## Aim
Check the listing below line by line and report how many lines hold "Deus", with no other words.

BEGIN

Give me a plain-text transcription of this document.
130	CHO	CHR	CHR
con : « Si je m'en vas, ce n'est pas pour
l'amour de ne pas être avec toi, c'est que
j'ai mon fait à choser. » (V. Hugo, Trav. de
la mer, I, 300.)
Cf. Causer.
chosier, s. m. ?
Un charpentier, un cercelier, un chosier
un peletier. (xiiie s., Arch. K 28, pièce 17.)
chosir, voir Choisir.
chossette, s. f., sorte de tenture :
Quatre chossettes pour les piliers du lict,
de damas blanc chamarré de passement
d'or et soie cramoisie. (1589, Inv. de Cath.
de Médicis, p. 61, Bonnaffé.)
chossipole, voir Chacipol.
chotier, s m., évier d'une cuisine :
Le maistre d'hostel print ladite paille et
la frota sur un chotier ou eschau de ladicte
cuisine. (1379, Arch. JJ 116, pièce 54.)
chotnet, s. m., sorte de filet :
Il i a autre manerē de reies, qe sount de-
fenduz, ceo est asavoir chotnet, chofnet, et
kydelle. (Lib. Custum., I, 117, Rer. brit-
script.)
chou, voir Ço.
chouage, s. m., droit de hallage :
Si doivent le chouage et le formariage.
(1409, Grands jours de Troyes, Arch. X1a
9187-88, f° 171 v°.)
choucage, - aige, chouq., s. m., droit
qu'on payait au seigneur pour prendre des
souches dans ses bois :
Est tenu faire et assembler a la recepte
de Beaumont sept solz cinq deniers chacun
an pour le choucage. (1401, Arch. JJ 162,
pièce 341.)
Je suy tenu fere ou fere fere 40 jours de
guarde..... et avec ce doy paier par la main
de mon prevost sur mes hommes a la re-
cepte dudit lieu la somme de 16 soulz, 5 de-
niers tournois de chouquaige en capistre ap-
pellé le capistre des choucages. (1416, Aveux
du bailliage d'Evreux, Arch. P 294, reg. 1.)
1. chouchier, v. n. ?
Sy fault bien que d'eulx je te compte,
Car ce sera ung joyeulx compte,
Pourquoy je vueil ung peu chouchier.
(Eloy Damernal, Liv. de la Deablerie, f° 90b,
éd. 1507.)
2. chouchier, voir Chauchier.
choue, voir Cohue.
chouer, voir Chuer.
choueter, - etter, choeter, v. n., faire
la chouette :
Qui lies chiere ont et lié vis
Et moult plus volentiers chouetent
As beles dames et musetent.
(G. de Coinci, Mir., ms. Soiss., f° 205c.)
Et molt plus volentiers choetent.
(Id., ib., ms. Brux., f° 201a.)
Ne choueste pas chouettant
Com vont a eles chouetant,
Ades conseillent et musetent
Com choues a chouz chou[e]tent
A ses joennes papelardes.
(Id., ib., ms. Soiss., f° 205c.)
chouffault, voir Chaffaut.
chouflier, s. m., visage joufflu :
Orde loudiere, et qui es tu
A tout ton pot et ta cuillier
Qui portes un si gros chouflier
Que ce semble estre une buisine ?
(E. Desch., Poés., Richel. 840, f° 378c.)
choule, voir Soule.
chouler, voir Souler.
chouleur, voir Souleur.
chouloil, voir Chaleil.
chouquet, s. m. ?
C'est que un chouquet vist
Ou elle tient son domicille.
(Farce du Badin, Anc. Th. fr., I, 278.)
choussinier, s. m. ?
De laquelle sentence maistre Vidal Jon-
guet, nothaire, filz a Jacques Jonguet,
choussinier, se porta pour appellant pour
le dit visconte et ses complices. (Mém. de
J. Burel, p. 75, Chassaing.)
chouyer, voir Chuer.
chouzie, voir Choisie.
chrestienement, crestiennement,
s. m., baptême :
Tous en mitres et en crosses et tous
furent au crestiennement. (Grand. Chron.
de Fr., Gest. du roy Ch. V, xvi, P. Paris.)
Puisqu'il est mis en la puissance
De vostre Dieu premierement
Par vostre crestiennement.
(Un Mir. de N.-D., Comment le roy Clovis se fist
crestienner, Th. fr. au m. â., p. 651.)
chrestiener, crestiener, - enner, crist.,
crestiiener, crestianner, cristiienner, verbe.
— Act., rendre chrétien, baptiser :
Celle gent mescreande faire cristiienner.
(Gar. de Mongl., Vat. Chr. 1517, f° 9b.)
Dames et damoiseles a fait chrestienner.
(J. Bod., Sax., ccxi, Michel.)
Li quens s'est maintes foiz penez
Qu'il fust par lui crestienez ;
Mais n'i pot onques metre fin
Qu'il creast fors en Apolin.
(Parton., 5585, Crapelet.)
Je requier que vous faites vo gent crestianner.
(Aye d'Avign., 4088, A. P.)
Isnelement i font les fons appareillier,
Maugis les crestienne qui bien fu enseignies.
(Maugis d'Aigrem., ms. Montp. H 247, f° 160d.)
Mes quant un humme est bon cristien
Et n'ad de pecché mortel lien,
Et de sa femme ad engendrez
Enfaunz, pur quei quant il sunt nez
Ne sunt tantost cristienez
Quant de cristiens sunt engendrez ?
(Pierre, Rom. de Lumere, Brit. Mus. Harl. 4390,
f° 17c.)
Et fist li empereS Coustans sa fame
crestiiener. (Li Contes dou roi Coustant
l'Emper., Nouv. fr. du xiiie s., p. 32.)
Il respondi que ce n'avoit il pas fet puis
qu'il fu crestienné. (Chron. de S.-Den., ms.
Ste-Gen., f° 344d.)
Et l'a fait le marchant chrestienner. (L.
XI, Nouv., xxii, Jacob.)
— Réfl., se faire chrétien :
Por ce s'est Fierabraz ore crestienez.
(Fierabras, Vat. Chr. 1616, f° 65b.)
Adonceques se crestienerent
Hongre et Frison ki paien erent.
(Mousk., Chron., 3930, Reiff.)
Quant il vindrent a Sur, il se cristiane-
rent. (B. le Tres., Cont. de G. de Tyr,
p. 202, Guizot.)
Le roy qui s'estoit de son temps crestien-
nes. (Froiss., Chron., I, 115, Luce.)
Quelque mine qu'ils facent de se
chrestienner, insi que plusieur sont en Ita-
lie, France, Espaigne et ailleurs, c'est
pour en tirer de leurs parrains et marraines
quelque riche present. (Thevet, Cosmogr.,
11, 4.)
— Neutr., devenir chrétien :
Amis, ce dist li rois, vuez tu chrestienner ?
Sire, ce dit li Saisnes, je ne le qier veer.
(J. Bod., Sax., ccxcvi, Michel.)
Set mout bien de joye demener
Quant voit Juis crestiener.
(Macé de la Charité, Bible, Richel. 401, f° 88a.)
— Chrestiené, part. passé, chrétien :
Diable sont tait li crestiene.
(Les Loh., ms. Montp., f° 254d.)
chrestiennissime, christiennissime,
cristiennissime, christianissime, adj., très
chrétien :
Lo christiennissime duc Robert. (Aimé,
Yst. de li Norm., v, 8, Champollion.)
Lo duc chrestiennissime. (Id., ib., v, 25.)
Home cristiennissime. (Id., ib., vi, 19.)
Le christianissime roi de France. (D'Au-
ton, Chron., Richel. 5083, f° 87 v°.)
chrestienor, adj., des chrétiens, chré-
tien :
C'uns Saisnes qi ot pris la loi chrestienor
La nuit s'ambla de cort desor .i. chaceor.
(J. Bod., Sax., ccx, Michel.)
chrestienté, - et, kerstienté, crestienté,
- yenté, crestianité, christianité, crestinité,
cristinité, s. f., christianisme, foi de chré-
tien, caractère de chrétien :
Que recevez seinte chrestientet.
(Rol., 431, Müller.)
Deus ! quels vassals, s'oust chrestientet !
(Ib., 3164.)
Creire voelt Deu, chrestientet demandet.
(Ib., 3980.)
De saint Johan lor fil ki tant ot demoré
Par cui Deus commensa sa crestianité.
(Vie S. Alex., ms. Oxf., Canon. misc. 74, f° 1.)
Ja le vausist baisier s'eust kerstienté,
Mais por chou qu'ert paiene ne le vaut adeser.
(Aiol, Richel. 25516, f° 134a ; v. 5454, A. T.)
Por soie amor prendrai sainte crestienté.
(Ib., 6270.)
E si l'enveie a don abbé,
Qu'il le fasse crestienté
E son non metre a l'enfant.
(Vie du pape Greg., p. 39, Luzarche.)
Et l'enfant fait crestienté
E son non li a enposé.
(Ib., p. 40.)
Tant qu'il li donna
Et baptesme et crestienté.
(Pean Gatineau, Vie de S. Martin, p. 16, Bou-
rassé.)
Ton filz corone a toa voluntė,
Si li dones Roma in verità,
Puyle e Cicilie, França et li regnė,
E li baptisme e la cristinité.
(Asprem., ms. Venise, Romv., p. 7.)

END

## Answer for this exercise
2